Transcribe the listing in full, excluding any pictures.

* * * * *

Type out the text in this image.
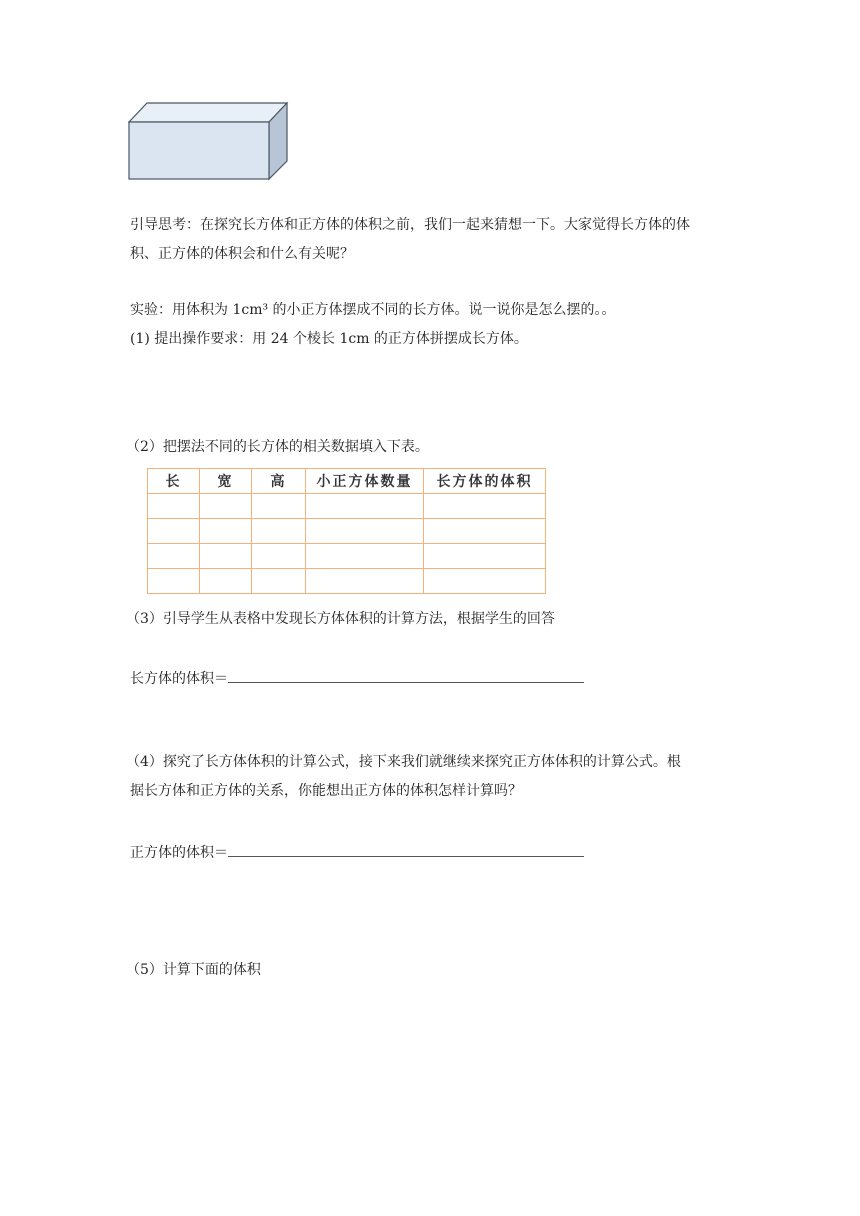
引导思考：在探究长方体和正方体的体积之前，我们一起来猜想一下。大家觉得长方体的体
积、正方体的体积会和什么有关呢？
实验：用体积为 1cm³ 的小正方体摆成不同的长方体。说一说你是怎么摆的。。
(1) 提出操作要求：用 24 个棱长 1cm 的正方体拼摆成长方体。
（2）把摆法不同的长方体的相关数据填入下表。
长	宽	高	小正方体数量	长方体的体积

（3）引导学生从表格中发现长方体体积的计算方法，根据学生的回答
长方体的体积＝
（4）探究了长方体体积的计算公式，接下来我们就继续来探究正方体体积的计算公式。根
据长方体和正方体的关系，你能想出正方体的体积怎样计算吗？
正方体的体积＝
（5）计算下面的体积
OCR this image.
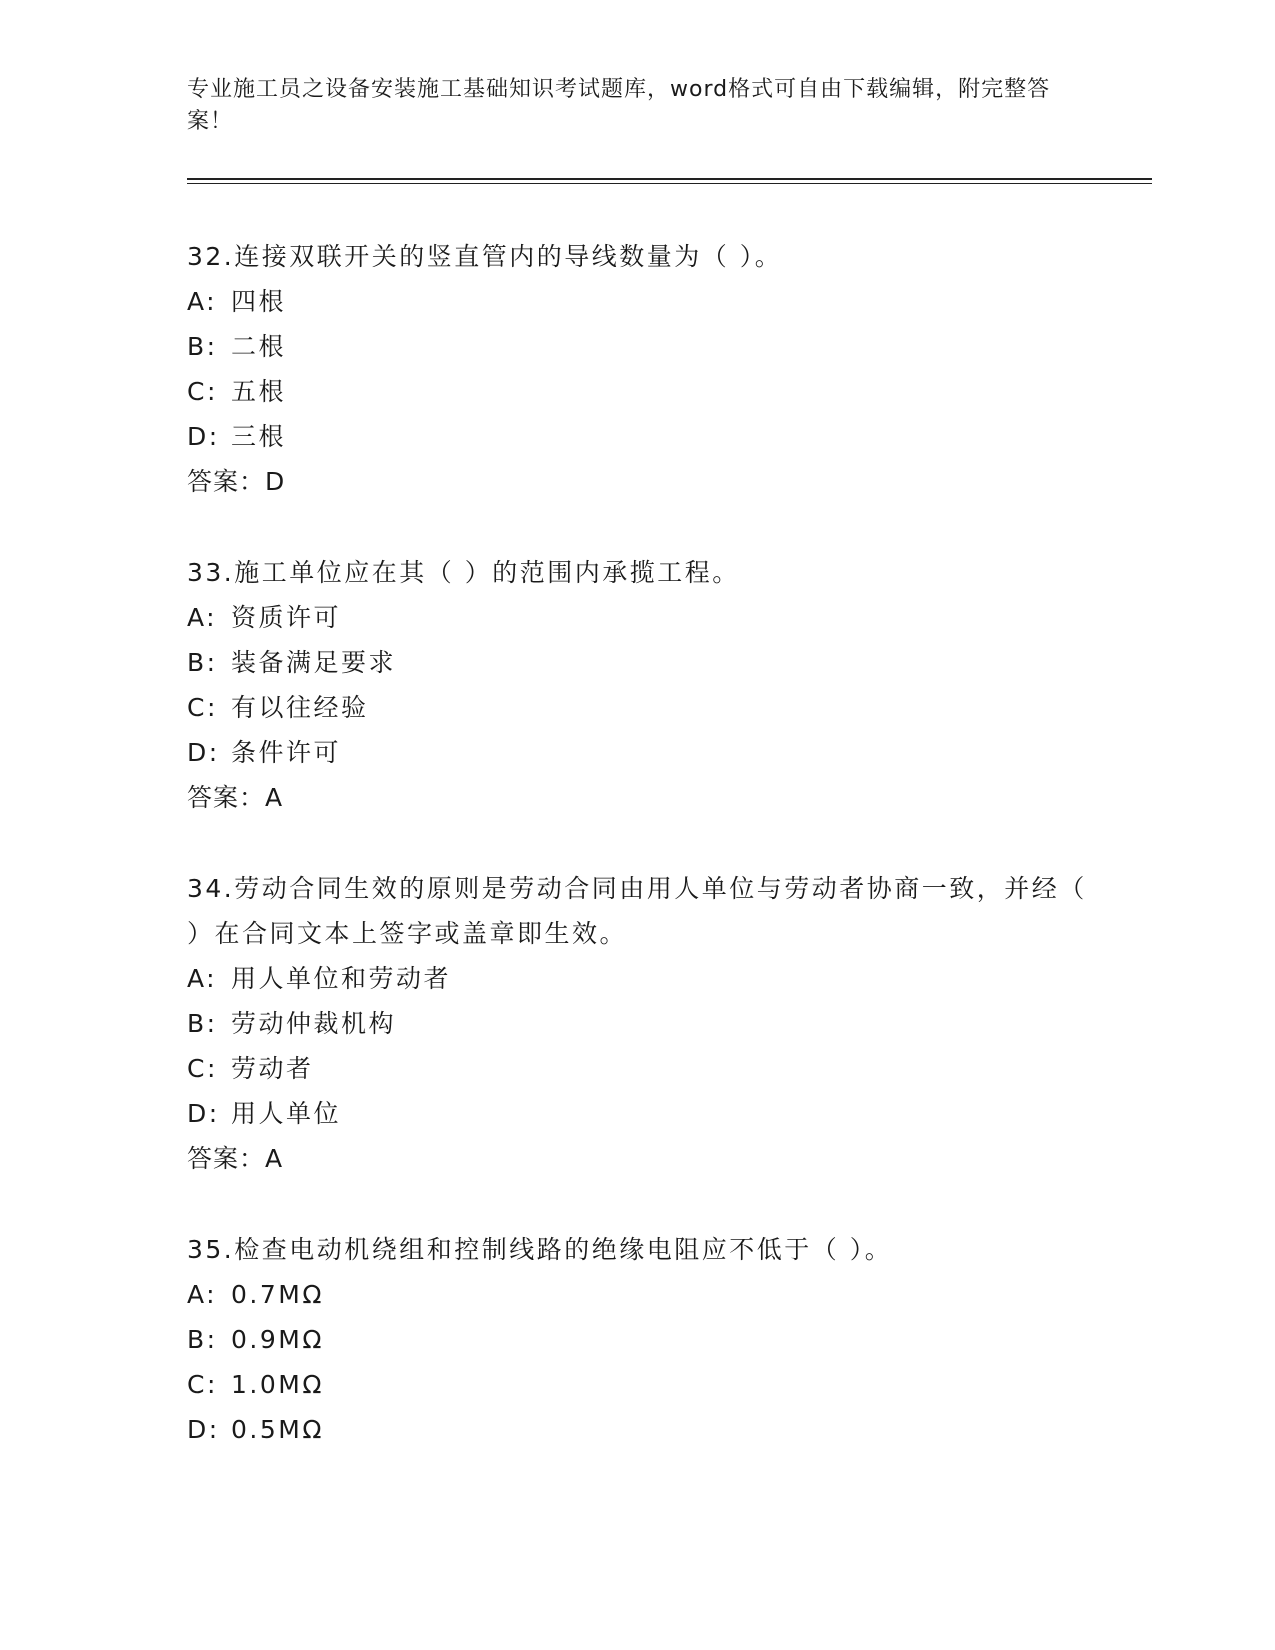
专业施工员之设备安装施工基础知识考试题库，word格式可自由下载编辑，附完整答案！

32.连接双联开关的竖直管内的导线数量为（ ）。

A: 四根
B: 二根
C: 五根
D: 三根

答案：D

33.施工单位应在其（ ）的范围内承揽工程。

A: 资质许可
B: 装备满足要求
C: 有以往经验
D: 条件许可

答案：A

34.劳动合同生效的原则是劳动合同由用人单位与劳动者协商一致，并经（ ）在合同文本上签字或盖章即生效。

A: 用人单位和劳动者
B: 劳动仲裁机构
C: 劳动者
D: 用人单位

答案：A

35.检查电动机绕组和控制线路的绝缘电阻应不低于（ ）。

A: 0.7MΩ
B: 0.9MΩ
C: 1.0MΩ
D: 0.5MΩ
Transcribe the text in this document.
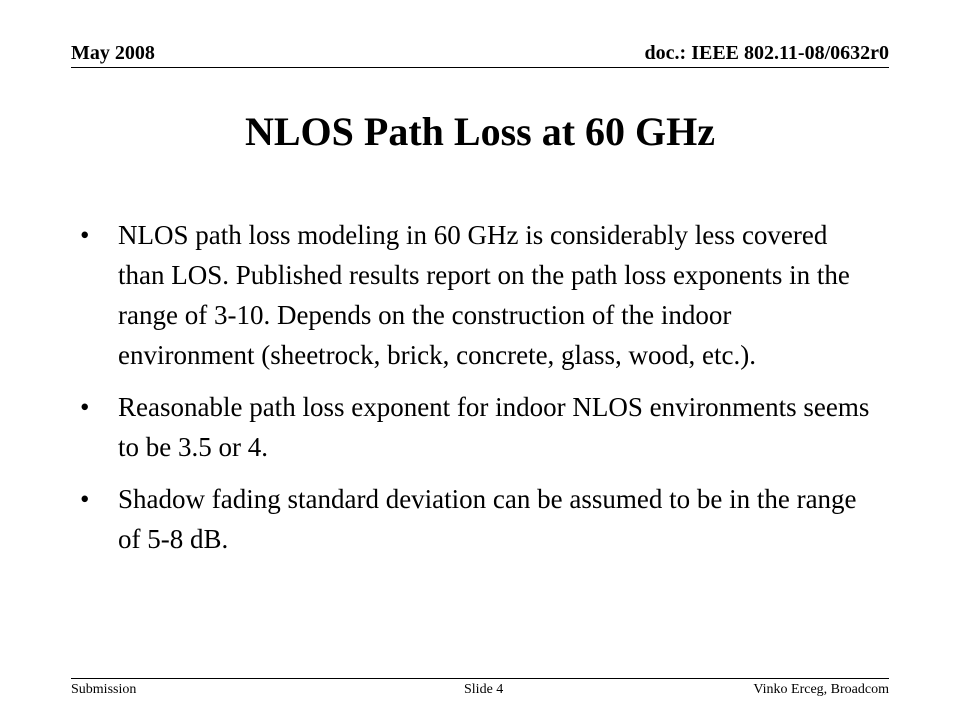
May 2008	doc.: IEEE 802.11-08/0632r0
NLOS Path Loss at 60 GHz
• NLOS path loss modeling in 60 GHz is considerably less covered than LOS. Published results report on the path loss exponents in the range of 3-10. Depends on the construction of the indoor environment (sheetrock, brick, concrete, glass, wood, etc.).
• Reasonable path loss exponent for indoor NLOS environments seems to be 3.5 or 4.
• Shadow fading standard deviation can be assumed to be in the range of 5-8 dB.
Submission	Slide 4	Vinko Erceg, Broadcom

* * * * *

▶ _Finished answer_
Type out the text in this image.
引导思考：在探究长方体和正方体的体积之前，我们一起来猜想一下。大家觉得长方体的体
积、正方体的体积会和什么有关呢？
实验：用体积为 1cm³ 的小正方体摆成不同的长方体。说一说你是怎么摆的。。
(1) 提出操作要求：用 24 个棱长 1cm 的正方体拼摆成长方体。
（2）把摆法不同的长方体的相关数据填入下表。
长	宽	高	小正方体数量	长方体的体积

（3）引导学生从表格中发现长方体体积的计算方法，根据学生的回答
长方体的体积＝
（4）探究了长方体体积的计算公式，接下来我们就继续来探究正方体体积的计算公式。根
据长方体和正方体的关系，你能想出正方体的体积怎样计算吗？
正方体的体积＝
（5）计算下面的体积
OCR this image.
专业施工员之设备安装施工基础知识考试题库，word格式可自由下载编辑，附完整答案！

32.连接双联开关的竖直管内的导线数量为（ ）。

A: 四根
B: 二根
C: 五根
D: 三根

答案：D

33.施工单位应在其（ ）的范围内承揽工程。

A: 资质许可
B: 装备满足要求
C: 有以往经验
D: 条件许可

答案：A

34.劳动合同生效的原则是劳动合同由用人单位与劳动者协商一致，并经（ ）在合同文本上签字或盖章即生效。

A: 用人单位和劳动者
B: 劳动仲裁机构
C: 劳动者
D: 用人单位

答案：A

35.检查电动机绕组和控制线路的绝缘电阻应不低于（ ）。

A: 0.7MΩ
B: 0.9MΩ
C: 1.0MΩ
D: 0.5MΩ
Transcribe the text in this document.
May 2008	doc.: IEEE 802.11-08/0632r0
NLOS Path Loss at 60 GHz
• NLOS path loss modeling in 60 GHz is considerably less covered than LOS. Published results report on the path loss exponents in the range of 3-10. Depends on the construction of the indoor environment (sheetrock, brick, concrete, glass, wood, etc.).
• Reasonable path loss exponent for indoor NLOS environments seems to be 3.5 or 4.
• Shadow fading standard deviation can be assumed to be in the range of 5-8 dB.
Submission	Slide 4	Vinko Erceg, Broadcom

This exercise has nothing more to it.